▸ **Raw data**:
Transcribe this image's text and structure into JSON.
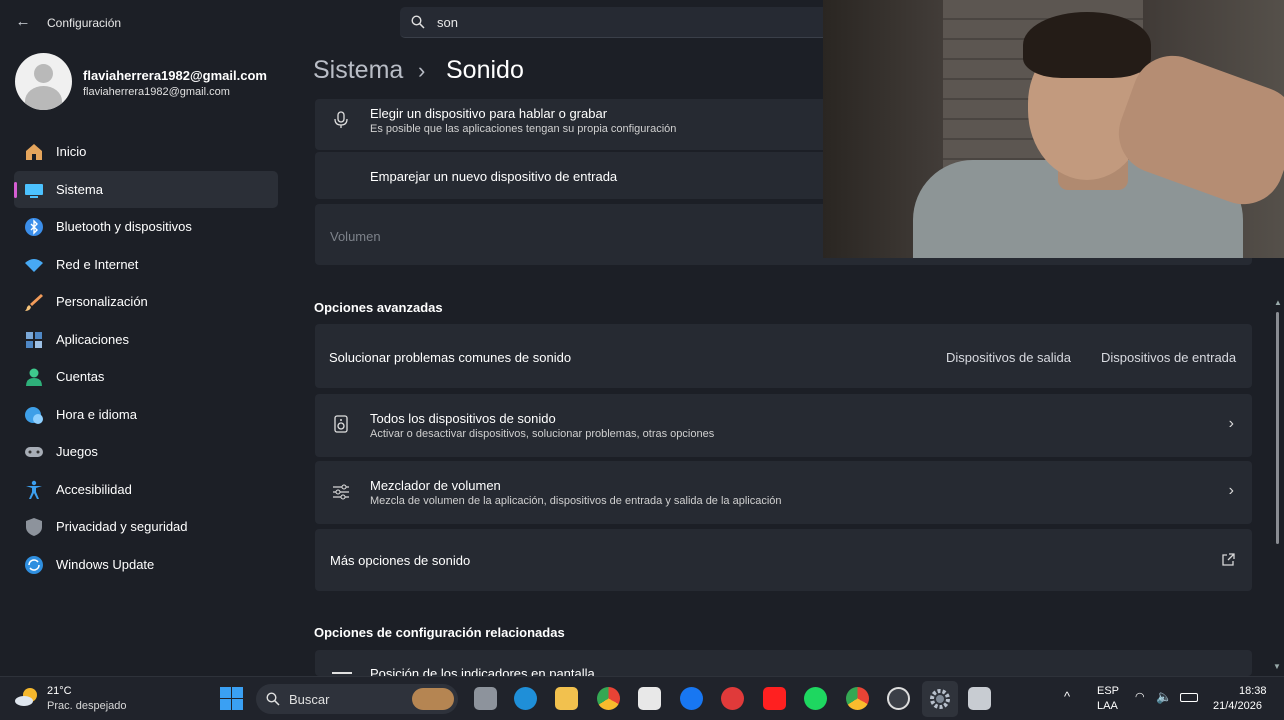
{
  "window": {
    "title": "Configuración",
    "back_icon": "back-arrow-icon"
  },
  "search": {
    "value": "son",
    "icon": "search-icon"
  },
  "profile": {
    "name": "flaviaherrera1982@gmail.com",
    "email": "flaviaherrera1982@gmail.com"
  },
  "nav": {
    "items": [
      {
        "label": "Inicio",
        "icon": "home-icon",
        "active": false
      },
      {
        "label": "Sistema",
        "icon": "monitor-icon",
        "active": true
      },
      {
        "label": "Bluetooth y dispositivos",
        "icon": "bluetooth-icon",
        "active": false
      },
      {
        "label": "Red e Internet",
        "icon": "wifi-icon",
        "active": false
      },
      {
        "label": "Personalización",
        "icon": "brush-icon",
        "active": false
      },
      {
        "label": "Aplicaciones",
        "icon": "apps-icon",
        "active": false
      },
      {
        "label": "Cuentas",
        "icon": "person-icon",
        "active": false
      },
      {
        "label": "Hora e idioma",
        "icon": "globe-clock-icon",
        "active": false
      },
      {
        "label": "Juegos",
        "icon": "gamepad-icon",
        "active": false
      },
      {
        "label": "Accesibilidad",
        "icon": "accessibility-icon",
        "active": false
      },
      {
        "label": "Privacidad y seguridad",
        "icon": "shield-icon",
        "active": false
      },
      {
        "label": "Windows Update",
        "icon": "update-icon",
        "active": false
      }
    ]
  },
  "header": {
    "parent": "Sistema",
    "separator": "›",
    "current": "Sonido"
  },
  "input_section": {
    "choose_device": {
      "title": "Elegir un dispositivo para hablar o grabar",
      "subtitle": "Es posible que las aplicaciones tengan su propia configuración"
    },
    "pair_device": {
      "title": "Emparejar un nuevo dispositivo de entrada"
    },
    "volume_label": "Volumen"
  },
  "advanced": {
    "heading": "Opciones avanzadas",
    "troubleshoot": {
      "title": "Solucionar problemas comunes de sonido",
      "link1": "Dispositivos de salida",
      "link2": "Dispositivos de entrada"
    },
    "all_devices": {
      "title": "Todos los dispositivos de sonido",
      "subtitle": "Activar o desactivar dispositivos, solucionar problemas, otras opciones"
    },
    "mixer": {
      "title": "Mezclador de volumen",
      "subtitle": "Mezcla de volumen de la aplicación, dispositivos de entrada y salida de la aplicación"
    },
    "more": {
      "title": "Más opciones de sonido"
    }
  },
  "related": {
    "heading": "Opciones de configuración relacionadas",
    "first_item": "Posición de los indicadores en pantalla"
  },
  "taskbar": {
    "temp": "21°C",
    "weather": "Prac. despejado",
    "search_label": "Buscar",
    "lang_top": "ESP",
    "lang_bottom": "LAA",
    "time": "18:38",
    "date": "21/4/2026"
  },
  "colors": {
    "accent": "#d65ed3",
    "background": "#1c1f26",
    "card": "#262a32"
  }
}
---
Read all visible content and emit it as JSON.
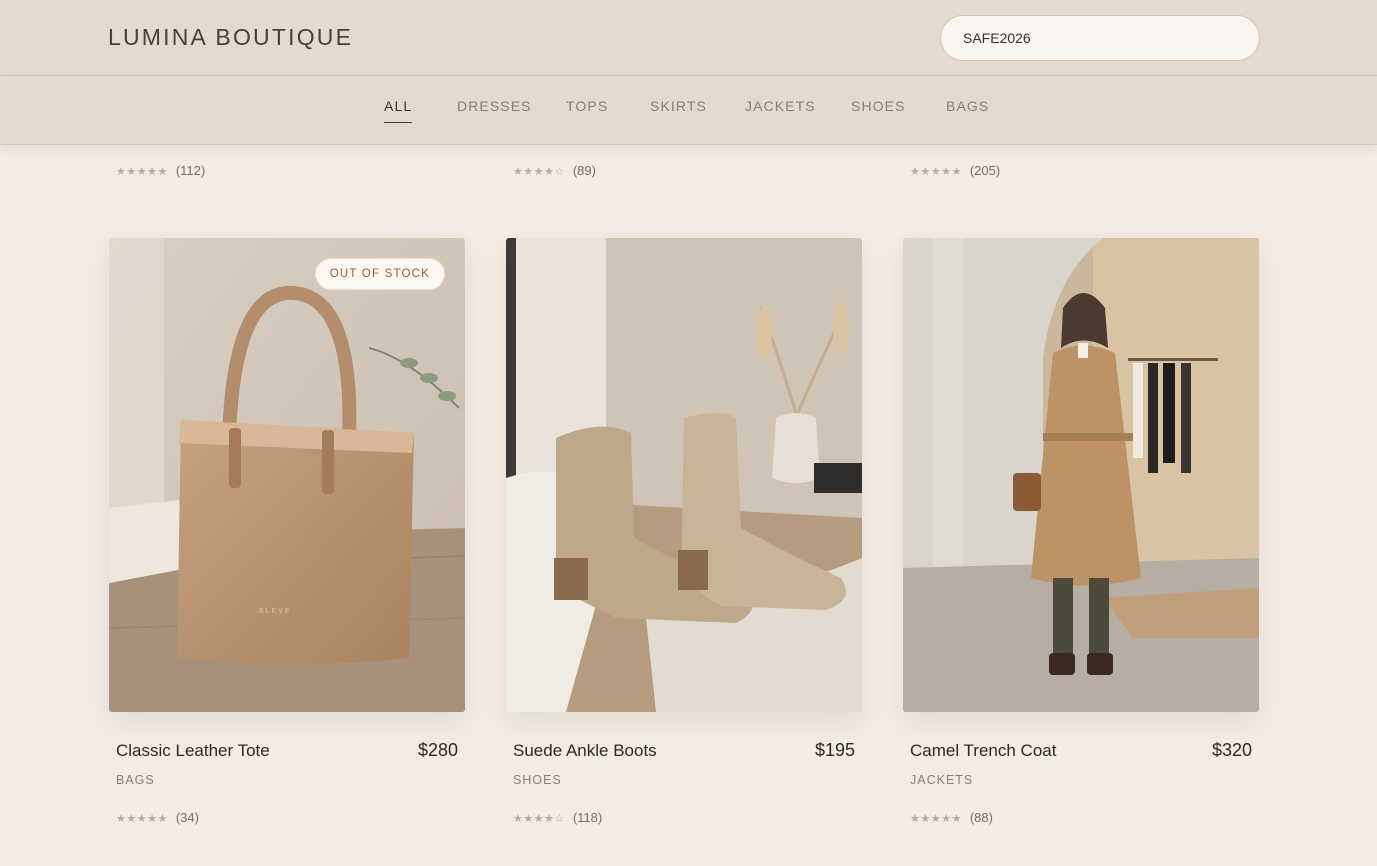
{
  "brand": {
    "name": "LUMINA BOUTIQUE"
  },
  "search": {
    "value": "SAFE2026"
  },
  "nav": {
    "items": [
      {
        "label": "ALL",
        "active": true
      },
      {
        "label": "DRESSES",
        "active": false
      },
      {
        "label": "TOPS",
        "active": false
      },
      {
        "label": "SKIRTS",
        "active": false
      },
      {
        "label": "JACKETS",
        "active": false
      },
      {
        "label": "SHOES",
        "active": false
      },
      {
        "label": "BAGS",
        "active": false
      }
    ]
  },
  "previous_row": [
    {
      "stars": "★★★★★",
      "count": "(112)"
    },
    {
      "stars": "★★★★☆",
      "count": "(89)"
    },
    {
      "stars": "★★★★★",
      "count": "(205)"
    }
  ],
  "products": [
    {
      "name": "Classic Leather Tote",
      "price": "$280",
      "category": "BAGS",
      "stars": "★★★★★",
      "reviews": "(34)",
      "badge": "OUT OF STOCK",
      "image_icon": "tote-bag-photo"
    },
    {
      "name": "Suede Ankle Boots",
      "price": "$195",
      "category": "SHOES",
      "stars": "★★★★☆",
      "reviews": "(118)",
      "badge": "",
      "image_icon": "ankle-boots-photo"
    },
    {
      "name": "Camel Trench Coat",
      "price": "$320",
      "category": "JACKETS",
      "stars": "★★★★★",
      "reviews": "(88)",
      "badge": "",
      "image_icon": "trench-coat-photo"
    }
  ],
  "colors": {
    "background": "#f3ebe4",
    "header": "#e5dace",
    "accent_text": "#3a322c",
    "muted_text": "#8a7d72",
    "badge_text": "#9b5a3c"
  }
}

▸ **The request**:
Filter the records above for lines containing the word "gmail", and copy those lines.

▸ **Exercise answer**:
    "name": "flaviaherrera1982@gmail.com",
    "email": "flaviaherrera1982@gmail.com"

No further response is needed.